Pull every line of the entries that has the word "with".
+++
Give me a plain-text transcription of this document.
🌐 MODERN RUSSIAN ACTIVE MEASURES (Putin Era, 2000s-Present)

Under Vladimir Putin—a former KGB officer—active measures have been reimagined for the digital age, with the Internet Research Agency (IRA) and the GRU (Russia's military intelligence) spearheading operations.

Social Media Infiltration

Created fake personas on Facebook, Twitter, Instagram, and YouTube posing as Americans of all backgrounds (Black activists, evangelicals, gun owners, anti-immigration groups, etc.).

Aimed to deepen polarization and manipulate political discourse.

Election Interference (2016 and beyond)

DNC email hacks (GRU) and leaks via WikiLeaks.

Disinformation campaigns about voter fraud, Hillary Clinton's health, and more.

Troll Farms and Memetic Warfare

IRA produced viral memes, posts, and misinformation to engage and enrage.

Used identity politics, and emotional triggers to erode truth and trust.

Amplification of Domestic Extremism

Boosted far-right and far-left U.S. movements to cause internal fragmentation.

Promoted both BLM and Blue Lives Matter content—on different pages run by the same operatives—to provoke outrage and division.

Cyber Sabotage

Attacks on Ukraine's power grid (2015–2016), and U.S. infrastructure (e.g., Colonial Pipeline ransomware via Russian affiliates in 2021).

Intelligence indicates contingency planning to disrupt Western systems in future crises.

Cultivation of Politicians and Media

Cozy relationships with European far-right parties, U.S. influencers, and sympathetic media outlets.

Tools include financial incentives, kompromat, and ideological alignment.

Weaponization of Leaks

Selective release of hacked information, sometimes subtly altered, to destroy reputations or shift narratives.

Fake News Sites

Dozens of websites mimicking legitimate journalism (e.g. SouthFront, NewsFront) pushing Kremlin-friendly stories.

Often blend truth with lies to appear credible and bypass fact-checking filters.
+++
** Response to the exercise **
Under Vladimir Putin—a former KGB officer—active measures have been reimagined for the digital age, with the Internet Research Agency (IRA) and the GRU (Russia's military intelligence) spearheading operations.
Cozy relationships with European far-right parties, U.S. influencers, and sympathetic media outlets.
Often blend truth with lies to appear credible and bypass fact-checking filters.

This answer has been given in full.